Data rows.
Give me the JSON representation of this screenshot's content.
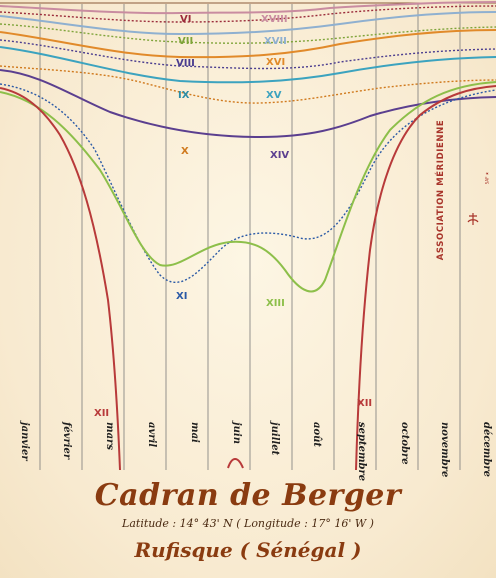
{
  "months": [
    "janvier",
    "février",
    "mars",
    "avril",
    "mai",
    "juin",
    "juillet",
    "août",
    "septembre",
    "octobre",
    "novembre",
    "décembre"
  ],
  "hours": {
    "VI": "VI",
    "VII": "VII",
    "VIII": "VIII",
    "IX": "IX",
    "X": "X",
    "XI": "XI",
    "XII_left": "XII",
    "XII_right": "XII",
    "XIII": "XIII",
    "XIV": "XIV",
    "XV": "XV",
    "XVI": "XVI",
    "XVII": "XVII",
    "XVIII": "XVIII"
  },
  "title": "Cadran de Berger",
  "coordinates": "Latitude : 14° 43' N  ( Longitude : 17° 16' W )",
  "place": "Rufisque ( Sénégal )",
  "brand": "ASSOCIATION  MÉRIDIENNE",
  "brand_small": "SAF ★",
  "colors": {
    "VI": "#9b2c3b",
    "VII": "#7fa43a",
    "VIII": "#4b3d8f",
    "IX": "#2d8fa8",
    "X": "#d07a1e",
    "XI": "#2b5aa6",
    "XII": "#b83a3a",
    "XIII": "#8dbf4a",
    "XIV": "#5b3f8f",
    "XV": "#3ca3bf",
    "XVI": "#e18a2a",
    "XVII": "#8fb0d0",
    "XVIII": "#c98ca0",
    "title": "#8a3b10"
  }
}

---

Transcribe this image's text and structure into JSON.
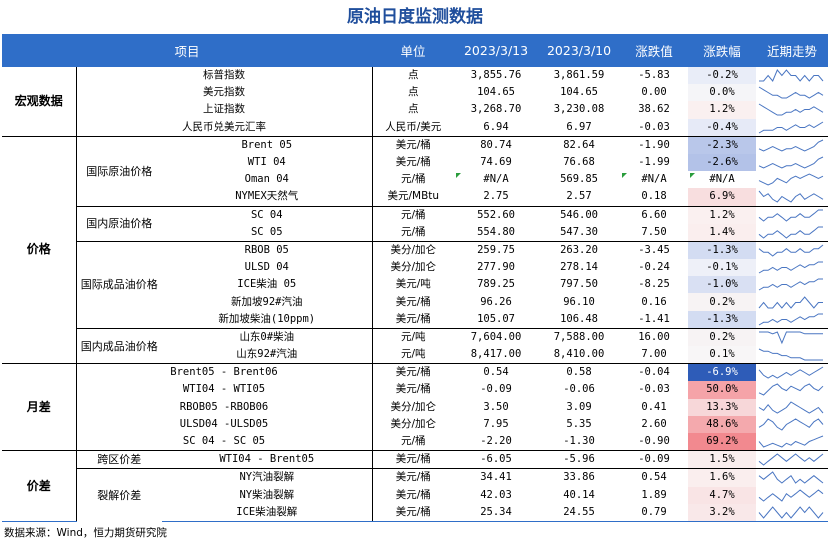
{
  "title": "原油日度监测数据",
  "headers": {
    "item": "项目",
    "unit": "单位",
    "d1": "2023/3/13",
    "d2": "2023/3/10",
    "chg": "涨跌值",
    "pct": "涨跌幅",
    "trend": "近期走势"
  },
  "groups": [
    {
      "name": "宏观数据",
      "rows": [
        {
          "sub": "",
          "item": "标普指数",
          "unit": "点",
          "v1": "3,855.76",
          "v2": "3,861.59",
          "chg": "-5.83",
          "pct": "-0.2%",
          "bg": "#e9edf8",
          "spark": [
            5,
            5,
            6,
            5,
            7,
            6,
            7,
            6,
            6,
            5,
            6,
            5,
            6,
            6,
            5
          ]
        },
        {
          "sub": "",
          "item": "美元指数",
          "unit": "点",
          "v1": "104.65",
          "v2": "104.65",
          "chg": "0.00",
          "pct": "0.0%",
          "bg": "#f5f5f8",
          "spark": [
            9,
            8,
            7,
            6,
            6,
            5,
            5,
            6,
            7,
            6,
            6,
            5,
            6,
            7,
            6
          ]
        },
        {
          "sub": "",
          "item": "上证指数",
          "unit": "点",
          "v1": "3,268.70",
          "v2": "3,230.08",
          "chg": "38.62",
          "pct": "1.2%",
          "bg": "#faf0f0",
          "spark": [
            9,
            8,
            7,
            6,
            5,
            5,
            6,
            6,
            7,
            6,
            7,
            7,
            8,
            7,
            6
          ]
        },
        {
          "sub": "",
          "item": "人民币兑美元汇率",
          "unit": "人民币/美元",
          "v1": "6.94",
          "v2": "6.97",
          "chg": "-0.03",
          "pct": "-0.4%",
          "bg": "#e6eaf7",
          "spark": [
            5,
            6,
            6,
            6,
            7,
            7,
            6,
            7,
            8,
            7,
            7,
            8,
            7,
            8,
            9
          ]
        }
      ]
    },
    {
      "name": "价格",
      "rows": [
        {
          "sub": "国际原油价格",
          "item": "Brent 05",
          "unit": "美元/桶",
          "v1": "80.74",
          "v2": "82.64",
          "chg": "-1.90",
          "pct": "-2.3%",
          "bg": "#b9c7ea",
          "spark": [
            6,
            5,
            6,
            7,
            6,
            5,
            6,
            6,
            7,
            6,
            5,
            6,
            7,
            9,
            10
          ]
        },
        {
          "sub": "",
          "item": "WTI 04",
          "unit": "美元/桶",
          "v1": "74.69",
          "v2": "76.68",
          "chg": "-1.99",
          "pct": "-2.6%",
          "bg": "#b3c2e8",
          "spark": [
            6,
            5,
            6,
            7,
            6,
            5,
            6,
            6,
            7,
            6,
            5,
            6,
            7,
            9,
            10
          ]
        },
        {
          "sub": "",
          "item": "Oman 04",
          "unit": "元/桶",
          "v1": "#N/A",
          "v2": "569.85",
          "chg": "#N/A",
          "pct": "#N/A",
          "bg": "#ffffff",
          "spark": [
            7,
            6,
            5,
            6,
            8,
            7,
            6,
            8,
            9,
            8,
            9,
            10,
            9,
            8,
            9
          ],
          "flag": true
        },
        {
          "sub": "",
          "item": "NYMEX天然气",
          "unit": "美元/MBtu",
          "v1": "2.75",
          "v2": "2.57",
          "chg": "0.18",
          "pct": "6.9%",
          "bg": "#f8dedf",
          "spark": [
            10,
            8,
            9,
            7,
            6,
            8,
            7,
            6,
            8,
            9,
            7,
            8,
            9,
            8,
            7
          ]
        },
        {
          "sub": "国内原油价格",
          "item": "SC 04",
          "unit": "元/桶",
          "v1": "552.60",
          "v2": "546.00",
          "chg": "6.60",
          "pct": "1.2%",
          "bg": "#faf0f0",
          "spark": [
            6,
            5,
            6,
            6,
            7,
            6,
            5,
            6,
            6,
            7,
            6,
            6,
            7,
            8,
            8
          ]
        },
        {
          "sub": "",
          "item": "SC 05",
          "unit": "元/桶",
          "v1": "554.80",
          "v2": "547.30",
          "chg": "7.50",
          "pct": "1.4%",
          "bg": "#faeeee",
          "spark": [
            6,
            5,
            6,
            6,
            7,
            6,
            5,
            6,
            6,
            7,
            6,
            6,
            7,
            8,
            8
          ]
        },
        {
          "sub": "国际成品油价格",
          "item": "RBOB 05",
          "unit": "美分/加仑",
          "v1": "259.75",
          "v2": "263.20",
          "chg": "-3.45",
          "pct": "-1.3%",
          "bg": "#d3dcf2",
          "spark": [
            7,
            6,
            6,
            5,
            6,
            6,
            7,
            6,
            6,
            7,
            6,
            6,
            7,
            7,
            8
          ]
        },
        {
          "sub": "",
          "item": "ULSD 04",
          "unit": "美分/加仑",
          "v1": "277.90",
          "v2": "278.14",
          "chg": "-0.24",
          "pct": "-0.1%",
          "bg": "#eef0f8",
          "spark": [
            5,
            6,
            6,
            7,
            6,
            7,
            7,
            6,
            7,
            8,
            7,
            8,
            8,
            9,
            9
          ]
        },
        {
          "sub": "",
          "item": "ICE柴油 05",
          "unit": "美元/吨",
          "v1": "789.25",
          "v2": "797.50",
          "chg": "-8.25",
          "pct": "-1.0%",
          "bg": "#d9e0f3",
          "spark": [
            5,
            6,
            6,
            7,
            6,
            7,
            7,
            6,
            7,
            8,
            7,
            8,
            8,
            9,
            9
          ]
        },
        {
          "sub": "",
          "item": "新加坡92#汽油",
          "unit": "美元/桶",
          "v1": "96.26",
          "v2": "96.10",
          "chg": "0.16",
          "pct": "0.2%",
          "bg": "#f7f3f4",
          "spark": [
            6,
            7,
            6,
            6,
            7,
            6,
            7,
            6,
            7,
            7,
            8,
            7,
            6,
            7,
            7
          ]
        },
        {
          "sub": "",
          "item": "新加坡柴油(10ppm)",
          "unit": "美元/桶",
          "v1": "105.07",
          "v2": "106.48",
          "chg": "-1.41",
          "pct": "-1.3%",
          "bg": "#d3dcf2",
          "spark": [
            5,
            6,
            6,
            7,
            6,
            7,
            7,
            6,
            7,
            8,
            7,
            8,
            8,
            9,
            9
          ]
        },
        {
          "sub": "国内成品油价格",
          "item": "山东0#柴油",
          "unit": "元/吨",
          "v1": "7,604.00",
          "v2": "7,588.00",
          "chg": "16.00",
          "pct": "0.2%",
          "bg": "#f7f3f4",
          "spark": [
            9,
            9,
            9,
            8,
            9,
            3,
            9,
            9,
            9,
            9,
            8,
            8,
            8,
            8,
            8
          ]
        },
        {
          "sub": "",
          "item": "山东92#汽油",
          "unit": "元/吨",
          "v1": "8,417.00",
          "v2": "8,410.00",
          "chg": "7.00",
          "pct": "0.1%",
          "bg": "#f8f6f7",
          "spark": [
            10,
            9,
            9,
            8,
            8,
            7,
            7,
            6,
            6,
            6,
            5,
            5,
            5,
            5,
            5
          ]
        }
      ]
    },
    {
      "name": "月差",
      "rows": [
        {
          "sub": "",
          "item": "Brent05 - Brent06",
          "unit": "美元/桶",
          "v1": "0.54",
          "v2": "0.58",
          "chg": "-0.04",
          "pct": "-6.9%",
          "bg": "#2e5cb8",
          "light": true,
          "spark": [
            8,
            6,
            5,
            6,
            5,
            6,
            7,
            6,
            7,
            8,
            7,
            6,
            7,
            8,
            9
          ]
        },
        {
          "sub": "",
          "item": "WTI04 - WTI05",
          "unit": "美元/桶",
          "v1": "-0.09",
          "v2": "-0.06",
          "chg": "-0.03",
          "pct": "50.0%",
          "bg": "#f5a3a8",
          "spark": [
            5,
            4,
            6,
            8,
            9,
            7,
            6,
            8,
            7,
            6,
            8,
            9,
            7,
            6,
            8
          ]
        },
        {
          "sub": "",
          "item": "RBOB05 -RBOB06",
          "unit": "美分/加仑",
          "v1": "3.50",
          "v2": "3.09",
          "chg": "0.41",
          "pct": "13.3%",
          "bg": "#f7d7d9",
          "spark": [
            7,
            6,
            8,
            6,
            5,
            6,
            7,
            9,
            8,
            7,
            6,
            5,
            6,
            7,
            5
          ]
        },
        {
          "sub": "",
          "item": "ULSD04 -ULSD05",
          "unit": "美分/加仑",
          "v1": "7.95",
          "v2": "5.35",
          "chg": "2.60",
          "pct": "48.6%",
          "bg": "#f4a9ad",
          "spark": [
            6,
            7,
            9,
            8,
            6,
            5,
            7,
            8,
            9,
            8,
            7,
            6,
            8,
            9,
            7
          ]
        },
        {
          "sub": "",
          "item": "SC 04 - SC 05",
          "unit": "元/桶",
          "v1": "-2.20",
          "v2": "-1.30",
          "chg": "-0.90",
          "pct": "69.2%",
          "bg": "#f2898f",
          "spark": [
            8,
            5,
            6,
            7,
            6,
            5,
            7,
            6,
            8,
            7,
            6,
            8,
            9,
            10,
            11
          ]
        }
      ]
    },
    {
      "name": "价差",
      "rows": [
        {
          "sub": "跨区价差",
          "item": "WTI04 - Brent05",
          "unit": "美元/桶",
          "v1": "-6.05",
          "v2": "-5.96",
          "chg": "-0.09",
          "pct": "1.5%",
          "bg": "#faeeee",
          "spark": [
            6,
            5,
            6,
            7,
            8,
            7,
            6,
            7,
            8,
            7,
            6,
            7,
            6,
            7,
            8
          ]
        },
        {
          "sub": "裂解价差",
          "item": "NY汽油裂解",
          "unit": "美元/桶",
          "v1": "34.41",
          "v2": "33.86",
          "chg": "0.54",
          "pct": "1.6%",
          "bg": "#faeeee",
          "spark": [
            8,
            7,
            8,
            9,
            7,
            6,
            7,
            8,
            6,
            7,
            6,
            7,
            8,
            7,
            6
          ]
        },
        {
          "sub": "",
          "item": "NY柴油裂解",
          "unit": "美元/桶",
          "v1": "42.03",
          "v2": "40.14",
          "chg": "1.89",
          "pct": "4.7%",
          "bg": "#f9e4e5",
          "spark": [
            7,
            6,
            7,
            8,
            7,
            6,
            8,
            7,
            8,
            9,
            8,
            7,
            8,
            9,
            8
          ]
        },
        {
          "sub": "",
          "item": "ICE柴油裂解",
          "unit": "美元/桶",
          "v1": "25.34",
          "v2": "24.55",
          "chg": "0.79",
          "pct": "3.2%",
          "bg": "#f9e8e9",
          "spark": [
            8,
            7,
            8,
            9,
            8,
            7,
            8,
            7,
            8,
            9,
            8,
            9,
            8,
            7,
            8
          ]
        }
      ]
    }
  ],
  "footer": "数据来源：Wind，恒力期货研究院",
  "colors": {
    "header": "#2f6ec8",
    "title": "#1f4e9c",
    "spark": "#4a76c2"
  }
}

Directions for this task. Out of the records, collect only those lines that contain the string "title".

Full response.
  "title": "Cadran de Berger",
    "title": "#8a3b10"
  "title": "原油日度监测数据",
    "title": "#1f4e9c",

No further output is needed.